Directive » Copy every line that mentions the word "Model".

Input rows »
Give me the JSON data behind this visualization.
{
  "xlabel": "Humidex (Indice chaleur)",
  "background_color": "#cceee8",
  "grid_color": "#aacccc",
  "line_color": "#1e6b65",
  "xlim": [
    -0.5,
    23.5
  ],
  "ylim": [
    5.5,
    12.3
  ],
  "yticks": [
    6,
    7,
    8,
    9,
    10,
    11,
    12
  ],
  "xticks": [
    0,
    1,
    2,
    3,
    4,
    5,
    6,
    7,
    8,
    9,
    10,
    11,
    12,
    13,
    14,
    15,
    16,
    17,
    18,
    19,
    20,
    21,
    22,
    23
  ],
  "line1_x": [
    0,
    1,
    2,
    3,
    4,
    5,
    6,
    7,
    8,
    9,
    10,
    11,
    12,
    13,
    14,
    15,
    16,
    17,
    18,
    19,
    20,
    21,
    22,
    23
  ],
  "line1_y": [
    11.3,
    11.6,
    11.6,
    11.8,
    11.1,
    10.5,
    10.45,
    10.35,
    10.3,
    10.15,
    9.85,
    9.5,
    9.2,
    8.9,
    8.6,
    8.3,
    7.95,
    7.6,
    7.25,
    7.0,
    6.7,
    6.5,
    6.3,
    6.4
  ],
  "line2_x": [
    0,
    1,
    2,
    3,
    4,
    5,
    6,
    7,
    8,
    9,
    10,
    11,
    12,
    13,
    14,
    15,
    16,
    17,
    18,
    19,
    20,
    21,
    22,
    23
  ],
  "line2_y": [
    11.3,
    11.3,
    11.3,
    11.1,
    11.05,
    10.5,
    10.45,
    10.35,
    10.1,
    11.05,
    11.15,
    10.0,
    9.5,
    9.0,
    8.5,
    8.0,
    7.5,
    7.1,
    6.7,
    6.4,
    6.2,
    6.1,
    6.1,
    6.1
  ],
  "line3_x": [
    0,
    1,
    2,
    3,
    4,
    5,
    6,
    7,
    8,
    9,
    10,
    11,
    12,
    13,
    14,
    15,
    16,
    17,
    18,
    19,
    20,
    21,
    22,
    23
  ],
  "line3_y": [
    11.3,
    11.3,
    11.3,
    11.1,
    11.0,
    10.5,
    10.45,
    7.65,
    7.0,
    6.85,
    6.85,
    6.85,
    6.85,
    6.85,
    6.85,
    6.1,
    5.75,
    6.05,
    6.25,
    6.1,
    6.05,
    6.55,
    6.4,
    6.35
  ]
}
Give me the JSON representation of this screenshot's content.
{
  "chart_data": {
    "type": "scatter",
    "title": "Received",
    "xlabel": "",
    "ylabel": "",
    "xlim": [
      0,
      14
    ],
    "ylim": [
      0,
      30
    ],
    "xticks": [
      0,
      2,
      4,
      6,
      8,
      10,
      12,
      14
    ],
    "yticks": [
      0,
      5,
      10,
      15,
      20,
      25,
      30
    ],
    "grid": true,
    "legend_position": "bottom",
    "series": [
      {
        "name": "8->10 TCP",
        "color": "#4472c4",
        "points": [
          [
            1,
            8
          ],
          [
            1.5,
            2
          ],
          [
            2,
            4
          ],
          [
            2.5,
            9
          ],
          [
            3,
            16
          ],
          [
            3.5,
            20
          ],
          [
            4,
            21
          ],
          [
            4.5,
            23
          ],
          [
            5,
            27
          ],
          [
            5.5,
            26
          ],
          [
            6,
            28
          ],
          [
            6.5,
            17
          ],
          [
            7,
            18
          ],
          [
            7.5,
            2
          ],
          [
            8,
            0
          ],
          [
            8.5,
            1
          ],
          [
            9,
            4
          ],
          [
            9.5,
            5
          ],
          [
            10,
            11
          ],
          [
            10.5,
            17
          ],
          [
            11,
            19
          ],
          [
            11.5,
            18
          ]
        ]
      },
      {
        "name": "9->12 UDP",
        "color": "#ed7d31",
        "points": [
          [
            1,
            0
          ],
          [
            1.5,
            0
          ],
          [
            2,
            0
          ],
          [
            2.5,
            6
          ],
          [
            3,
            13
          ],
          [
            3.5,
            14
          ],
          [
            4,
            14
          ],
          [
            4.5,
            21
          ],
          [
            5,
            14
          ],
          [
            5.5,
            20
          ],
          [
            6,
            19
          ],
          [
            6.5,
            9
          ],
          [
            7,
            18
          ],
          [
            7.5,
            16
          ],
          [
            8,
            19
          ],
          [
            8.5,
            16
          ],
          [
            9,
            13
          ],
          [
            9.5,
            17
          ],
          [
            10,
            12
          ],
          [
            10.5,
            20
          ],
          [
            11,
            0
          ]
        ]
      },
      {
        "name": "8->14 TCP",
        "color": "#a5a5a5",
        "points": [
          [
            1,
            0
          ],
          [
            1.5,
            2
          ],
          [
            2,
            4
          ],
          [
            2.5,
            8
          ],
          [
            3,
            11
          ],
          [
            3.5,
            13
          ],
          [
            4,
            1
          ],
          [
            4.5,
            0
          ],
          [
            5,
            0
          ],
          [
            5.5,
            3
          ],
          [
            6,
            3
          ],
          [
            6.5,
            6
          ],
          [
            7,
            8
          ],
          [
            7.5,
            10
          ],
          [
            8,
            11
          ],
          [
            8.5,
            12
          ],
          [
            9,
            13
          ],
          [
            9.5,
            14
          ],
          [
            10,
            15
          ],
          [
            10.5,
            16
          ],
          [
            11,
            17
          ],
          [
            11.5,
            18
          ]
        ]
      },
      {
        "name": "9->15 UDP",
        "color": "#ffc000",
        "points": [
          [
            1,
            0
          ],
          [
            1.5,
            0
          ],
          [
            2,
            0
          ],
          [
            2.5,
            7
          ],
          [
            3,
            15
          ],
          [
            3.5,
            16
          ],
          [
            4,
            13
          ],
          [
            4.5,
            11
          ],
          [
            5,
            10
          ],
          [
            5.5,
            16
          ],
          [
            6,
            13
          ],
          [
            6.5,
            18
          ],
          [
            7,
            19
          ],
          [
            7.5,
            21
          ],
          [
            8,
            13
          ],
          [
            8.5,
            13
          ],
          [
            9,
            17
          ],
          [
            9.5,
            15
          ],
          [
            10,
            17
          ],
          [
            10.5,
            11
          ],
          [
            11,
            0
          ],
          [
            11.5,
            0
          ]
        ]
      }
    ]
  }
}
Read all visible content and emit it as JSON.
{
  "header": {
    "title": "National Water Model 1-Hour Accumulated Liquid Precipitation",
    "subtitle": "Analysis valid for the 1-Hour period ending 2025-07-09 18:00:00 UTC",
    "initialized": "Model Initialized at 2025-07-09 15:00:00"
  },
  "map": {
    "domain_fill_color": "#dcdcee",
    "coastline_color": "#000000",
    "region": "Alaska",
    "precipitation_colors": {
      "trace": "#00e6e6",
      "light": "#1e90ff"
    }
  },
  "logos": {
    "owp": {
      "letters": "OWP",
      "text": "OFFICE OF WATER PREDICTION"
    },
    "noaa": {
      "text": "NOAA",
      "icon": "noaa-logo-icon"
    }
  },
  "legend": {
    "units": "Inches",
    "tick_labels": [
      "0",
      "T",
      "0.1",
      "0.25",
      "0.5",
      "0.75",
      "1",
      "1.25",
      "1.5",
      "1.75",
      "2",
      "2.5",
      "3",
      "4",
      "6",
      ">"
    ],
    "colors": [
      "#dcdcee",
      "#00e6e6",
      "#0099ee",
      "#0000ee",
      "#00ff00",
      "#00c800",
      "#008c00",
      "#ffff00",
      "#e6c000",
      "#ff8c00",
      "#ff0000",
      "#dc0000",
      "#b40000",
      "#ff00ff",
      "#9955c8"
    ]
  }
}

The response »
    "title": "National Water Model 1-Hour Accumulated Liquid Precipitation",
    "initialized": "Model Initialized at 2025-07-09 15:00:00"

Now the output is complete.